**Set task:**
Identify, in the records below, every line where the string "business" appears, and copy each such line.
** Start of Available data **
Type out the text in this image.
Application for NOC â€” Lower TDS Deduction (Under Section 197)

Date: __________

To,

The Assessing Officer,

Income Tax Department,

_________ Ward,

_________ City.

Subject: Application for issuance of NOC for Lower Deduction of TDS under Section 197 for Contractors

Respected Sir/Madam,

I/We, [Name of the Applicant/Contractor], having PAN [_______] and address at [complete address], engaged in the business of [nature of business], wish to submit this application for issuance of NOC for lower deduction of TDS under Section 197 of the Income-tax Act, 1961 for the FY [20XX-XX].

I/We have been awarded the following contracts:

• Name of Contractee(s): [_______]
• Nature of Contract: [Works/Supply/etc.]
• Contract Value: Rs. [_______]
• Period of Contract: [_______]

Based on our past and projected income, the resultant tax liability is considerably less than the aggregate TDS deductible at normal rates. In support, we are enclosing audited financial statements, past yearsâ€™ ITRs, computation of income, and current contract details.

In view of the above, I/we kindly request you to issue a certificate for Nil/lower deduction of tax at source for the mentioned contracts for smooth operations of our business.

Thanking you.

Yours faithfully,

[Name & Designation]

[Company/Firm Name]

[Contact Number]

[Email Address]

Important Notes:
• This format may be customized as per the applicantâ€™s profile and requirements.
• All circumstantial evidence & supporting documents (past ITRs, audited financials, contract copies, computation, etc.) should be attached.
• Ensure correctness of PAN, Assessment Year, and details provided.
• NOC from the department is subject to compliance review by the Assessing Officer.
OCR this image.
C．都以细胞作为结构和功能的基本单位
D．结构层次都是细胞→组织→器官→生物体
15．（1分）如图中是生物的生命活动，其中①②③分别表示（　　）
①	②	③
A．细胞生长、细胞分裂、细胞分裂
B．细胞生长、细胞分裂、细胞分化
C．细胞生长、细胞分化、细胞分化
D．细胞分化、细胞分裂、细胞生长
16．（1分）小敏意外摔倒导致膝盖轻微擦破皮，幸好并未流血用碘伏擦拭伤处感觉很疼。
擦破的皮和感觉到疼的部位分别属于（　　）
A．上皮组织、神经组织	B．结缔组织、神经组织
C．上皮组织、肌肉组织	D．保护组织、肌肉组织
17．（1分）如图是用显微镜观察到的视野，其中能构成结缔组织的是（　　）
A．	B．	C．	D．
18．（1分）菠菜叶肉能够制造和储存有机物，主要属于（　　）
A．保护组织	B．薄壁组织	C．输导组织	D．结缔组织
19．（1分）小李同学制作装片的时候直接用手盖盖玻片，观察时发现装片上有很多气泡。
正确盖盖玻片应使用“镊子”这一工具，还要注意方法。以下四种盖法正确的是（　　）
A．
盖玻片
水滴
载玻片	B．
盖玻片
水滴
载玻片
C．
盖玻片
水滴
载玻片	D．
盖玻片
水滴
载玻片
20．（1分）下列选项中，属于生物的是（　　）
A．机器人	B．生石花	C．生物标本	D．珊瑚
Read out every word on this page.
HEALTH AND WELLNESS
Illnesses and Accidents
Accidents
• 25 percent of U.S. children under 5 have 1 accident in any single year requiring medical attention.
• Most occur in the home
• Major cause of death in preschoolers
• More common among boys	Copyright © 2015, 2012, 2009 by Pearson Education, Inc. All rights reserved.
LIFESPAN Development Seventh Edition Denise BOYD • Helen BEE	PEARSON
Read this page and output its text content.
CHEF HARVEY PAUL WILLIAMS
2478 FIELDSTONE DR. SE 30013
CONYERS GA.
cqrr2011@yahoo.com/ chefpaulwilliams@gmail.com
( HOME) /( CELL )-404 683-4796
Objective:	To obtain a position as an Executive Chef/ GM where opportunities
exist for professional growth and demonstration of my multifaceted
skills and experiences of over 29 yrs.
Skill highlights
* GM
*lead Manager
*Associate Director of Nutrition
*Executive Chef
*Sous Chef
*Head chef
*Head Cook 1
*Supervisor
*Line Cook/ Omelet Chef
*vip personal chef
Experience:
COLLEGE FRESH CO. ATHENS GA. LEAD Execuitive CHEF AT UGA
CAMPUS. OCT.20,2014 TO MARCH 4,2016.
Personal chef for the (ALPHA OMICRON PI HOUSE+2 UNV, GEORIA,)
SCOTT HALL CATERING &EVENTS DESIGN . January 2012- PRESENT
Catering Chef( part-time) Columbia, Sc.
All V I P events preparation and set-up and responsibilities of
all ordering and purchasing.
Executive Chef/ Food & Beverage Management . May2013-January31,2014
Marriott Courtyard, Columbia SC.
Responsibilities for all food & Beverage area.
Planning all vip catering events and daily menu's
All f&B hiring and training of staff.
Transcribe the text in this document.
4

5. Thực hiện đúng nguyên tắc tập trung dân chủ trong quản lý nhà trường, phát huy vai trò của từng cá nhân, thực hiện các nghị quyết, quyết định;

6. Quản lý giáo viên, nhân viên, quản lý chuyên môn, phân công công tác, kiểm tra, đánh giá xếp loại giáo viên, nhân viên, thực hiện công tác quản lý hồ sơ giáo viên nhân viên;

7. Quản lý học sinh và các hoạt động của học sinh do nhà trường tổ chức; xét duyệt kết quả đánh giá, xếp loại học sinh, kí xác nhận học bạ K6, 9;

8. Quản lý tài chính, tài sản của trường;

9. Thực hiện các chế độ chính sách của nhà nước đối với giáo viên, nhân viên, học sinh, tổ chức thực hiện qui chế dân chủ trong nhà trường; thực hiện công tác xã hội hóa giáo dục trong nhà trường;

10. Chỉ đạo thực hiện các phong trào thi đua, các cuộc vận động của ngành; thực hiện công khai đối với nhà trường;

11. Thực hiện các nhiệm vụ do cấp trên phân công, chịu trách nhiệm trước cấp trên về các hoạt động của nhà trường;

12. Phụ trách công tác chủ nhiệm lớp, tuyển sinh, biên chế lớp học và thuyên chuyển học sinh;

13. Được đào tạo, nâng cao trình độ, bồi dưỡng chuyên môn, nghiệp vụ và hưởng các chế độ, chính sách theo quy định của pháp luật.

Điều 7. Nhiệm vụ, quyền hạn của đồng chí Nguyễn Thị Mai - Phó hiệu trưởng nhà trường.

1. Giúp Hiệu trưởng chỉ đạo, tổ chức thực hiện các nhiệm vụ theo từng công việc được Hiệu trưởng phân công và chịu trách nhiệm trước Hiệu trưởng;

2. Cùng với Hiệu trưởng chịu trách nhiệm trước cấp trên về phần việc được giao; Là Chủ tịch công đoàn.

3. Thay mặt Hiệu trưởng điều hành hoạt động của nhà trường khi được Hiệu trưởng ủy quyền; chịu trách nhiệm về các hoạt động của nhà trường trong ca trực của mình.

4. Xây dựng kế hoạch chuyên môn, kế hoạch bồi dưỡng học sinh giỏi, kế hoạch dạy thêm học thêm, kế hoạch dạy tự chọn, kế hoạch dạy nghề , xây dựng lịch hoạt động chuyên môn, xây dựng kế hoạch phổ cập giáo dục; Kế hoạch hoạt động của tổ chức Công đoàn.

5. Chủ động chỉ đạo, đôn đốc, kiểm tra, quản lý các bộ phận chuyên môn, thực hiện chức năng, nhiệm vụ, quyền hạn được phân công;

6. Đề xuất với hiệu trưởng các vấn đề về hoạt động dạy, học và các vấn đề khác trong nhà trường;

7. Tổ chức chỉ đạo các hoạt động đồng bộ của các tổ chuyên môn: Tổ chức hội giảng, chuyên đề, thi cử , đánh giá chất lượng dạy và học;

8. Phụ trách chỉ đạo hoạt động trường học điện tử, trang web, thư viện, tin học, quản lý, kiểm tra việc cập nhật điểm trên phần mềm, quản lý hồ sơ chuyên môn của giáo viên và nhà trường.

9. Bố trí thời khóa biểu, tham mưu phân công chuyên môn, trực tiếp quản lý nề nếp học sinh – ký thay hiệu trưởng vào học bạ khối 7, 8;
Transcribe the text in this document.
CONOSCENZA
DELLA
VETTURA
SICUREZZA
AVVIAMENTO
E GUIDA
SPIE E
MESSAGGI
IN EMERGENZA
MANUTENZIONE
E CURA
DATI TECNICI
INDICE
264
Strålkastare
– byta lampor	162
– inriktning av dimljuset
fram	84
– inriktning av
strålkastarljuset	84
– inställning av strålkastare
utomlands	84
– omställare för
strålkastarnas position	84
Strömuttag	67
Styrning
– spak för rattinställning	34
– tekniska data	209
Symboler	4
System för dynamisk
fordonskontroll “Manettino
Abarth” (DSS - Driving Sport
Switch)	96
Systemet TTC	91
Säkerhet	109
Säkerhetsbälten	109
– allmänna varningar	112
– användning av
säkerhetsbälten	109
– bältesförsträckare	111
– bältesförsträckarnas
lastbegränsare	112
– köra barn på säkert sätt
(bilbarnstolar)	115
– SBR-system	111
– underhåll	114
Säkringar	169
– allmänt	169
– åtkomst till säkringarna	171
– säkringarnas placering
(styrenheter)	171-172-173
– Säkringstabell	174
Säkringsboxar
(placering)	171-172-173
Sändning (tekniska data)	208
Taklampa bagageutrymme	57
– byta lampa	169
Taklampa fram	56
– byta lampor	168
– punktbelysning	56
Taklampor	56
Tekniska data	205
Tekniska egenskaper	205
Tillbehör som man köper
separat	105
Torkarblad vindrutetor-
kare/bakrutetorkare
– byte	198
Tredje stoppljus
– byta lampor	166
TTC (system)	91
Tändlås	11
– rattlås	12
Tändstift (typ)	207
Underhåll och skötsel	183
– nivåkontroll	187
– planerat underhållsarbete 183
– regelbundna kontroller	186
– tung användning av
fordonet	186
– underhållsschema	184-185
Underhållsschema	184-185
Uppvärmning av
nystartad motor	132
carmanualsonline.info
** End of Available data **
**Task output:**
I/We, [Name of the Applicant/Contractor], having PAN [_______] and address at [complete address], engaged in the business of [nature of business], wish to submit this application for issuance of NOC for lower deduction of TDS under Section 197 of the Income-tax Act, 1961 for the FY [20XX-XX].
In view of the above, I/we kindly request you to issue a certificate for Nil/lower deduction of tax at source for the mentioned contracts for smooth operations of our business.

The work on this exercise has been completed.